### [DATA TO PROCESS]
---------------

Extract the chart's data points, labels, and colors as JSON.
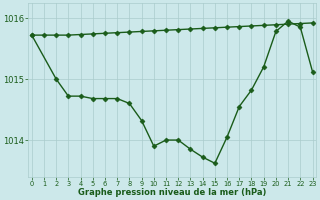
{
  "title": "Graphe pression niveau de la mer (hPa)",
  "bg_color": "#cce8ea",
  "grid_color": "#aacccc",
  "line_color": "#1a5c1a",
  "line1_x": [
    0,
    1,
    2,
    3,
    4,
    5,
    6,
    7,
    8,
    9,
    10,
    11,
    12,
    13,
    14,
    15,
    16,
    17,
    18,
    19,
    20,
    21,
    22,
    23
  ],
  "line1_y": [
    1015.72,
    1015.72,
    1015.72,
    1015.72,
    1015.73,
    1015.74,
    1015.75,
    1015.76,
    1015.77,
    1015.78,
    1015.79,
    1015.8,
    1015.81,
    1015.82,
    1015.83,
    1015.84,
    1015.85,
    1015.86,
    1015.87,
    1015.88,
    1015.89,
    1015.9,
    1015.91,
    1015.92
  ],
  "line2_x": [
    0,
    2,
    3,
    4,
    5,
    6,
    7,
    8,
    9,
    10,
    11,
    12,
    13,
    14,
    15,
    16,
    17,
    18,
    19,
    20,
    21,
    22,
    23
  ],
  "line2_y": [
    1015.72,
    1015.0,
    1014.72,
    1014.72,
    1014.68,
    1014.68,
    1014.68,
    1014.6,
    1014.32,
    1013.9,
    1014.0,
    1014.0,
    1013.85,
    1013.72,
    1013.62,
    1014.05,
    1014.55,
    1014.82,
    1015.2,
    1015.78,
    1015.95,
    1015.85,
    1015.12
  ],
  "yticks": [
    1014,
    1015,
    1016
  ],
  "xticks": [
    0,
    1,
    2,
    3,
    4,
    5,
    6,
    7,
    8,
    9,
    10,
    11,
    12,
    13,
    14,
    15,
    16,
    17,
    18,
    19,
    20,
    21,
    22,
    23
  ],
  "xlim": [
    -0.3,
    23.3
  ],
  "ylim": [
    1013.4,
    1016.25
  ],
  "tick_color": "#1a5c1a",
  "marker": "D",
  "markersize": 2.5,
  "linewidth": 1.0,
  "title_fontsize": 6.0,
  "ytick_fontsize": 6.0,
  "xtick_fontsize": 4.8
}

---------------

Using the material above, retype each entry exactly and omit the pictures.

### [RESPONSE TO THE TASK]
Extract the chart's data points, labels, and colors as JSON.
{
  "title": "Graphe pression niveau de la mer (hPa)",
  "bg_color": "#cce8ea",
  "grid_color": "#aacccc",
  "line_color": "#1a5c1a",
  "line1_x": [
    0,
    1,
    2,
    3,
    4,
    5,
    6,
    7,
    8,
    9,
    10,
    11,
    12,
    13,
    14,
    15,
    16,
    17,
    18,
    19,
    20,
    21,
    22,
    23
  ],
  "line1_y": [
    1015.72,
    1015.72,
    1015.72,
    1015.72,
    1015.73,
    1015.74,
    1015.75,
    1015.76,
    1015.77,
    1015.78,
    1015.79,
    1015.8,
    1015.81,
    1015.82,
    1015.83,
    1015.84,
    1015.85,
    1015.86,
    1015.87,
    1015.88,
    1015.89,
    1015.9,
    1015.91,
    1015.92
  ],
  "line2_x": [
    0,
    2,
    3,
    4,
    5,
    6,
    7,
    8,
    9,
    10,
    11,
    12,
    13,
    14,
    15,
    16,
    17,
    18,
    19,
    20,
    21,
    22,
    23
  ],
  "line2_y": [
    1015.72,
    1015.0,
    1014.72,
    1014.72,
    1014.68,
    1014.68,
    1014.68,
    1014.6,
    1014.32,
    1013.9,
    1014.0,
    1014.0,
    1013.85,
    1013.72,
    1013.62,
    1014.05,
    1014.55,
    1014.82,
    1015.2,
    1015.78,
    1015.95,
    1015.85,
    1015.12
  ],
  "yticks": [
    1014,
    1015,
    1016
  ],
  "xticks": [
    0,
    1,
    2,
    3,
    4,
    5,
    6,
    7,
    8,
    9,
    10,
    11,
    12,
    13,
    14,
    15,
    16,
    17,
    18,
    19,
    20,
    21,
    22,
    23
  ],
  "xlim": [
    -0.3,
    23.3
  ],
  "ylim": [
    1013.4,
    1016.25
  ],
  "tick_color": "#1a5c1a",
  "marker": "D",
  "markersize": 2.5,
  "linewidth": 1.0,
  "title_fontsize": 6.0,
  "ytick_fontsize": 6.0,
  "xtick_fontsize": 4.8
}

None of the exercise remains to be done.